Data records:
*-*-*

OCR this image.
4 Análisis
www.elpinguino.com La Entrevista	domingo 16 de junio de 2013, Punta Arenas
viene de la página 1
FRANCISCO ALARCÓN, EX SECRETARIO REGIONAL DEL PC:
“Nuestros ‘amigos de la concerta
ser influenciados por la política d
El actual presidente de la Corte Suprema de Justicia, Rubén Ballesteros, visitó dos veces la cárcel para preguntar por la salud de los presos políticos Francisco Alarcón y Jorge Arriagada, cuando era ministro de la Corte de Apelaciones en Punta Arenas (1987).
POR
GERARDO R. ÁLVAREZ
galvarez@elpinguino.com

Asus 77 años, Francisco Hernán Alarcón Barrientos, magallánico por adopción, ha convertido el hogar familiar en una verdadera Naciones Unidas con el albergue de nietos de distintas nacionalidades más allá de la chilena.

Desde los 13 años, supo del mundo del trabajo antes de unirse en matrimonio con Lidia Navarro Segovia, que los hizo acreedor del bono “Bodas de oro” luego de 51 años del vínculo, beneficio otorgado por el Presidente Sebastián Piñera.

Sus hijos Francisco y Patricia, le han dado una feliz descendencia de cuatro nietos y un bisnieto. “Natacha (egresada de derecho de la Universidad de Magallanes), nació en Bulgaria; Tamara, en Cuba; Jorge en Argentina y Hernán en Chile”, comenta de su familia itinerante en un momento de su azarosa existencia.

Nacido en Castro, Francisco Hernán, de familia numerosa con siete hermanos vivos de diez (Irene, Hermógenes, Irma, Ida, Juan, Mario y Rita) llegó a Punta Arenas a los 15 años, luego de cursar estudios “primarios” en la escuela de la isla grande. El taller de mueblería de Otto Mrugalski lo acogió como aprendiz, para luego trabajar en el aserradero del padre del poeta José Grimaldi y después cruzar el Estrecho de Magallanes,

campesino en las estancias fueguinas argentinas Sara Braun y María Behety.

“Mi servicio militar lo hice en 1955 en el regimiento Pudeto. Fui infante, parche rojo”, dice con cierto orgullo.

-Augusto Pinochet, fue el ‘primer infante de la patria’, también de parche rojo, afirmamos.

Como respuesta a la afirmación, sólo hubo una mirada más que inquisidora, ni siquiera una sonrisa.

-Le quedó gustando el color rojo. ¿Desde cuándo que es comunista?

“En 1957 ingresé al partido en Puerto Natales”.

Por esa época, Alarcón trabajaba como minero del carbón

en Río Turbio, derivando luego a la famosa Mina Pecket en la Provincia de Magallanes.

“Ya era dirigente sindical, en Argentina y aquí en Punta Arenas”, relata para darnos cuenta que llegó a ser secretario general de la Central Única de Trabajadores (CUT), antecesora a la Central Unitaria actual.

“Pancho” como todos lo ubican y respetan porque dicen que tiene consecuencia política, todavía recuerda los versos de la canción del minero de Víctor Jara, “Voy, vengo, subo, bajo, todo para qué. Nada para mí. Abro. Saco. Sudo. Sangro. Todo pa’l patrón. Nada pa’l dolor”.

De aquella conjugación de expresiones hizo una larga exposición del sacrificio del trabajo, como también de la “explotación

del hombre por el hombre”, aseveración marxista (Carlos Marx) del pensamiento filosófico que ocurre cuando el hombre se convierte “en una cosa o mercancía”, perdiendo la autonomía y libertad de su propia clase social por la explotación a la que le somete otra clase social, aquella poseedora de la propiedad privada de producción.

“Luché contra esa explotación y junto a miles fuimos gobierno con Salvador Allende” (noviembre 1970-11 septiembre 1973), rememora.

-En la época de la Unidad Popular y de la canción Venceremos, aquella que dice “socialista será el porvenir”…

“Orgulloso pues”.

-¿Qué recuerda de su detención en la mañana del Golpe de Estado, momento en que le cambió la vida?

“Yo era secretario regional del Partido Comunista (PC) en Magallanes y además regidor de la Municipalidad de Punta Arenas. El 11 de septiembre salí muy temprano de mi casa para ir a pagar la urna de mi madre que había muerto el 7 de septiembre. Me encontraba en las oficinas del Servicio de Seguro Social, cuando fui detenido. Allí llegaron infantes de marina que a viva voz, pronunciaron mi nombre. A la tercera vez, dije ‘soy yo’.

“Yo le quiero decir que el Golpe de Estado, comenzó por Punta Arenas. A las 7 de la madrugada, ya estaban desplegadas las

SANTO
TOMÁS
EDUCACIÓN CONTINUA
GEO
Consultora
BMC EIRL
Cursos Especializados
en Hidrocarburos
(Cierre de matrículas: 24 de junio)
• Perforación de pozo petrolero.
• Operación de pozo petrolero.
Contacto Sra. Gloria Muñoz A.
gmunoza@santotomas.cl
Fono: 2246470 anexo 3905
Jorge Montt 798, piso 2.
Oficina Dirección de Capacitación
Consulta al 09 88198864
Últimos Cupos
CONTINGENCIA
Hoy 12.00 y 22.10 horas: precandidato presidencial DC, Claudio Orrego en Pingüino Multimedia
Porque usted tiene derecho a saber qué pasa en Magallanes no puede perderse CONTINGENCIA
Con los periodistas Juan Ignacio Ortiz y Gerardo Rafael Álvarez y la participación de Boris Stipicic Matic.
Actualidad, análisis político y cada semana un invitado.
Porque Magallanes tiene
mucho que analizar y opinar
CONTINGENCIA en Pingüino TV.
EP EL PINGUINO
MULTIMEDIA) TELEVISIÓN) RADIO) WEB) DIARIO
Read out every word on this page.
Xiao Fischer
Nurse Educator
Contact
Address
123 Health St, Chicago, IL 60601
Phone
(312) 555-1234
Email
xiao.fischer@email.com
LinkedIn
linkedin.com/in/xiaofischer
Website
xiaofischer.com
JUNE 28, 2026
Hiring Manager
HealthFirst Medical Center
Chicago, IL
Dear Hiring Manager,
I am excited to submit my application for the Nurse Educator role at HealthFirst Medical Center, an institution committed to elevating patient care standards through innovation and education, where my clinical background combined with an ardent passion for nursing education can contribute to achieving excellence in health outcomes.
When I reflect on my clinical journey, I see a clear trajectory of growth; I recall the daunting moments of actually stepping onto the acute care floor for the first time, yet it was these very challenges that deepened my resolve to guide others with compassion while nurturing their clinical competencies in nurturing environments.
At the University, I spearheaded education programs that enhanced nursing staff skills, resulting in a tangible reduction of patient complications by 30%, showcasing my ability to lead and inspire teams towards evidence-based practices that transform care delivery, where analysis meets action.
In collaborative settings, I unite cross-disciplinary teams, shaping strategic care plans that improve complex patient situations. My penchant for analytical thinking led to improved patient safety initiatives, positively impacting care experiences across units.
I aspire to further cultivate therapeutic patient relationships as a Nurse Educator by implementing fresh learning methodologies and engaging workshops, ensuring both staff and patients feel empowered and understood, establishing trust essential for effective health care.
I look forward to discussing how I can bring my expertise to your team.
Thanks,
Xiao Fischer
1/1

*-*-*

* Assignment *
Where a line of the entries contains "with", report that line.

* Your response *
I am excited to submit my application for the Nurse Educator role at HealthFirst Medical Center, an institution committed to elevating patient care standards through innovation and education, where my clinical background combined with an ardent passion for nursing education can contribute to achieving excellence in health outcomes.
When I reflect on my clinical journey, I see a clear trajectory of growth; I recall the daunting moments of actually stepping onto the acute care floor for the first time, yet it was these very challenges that deepened my resolve to guide others with compassion while nurturing their clinical competencies in nurturing environments.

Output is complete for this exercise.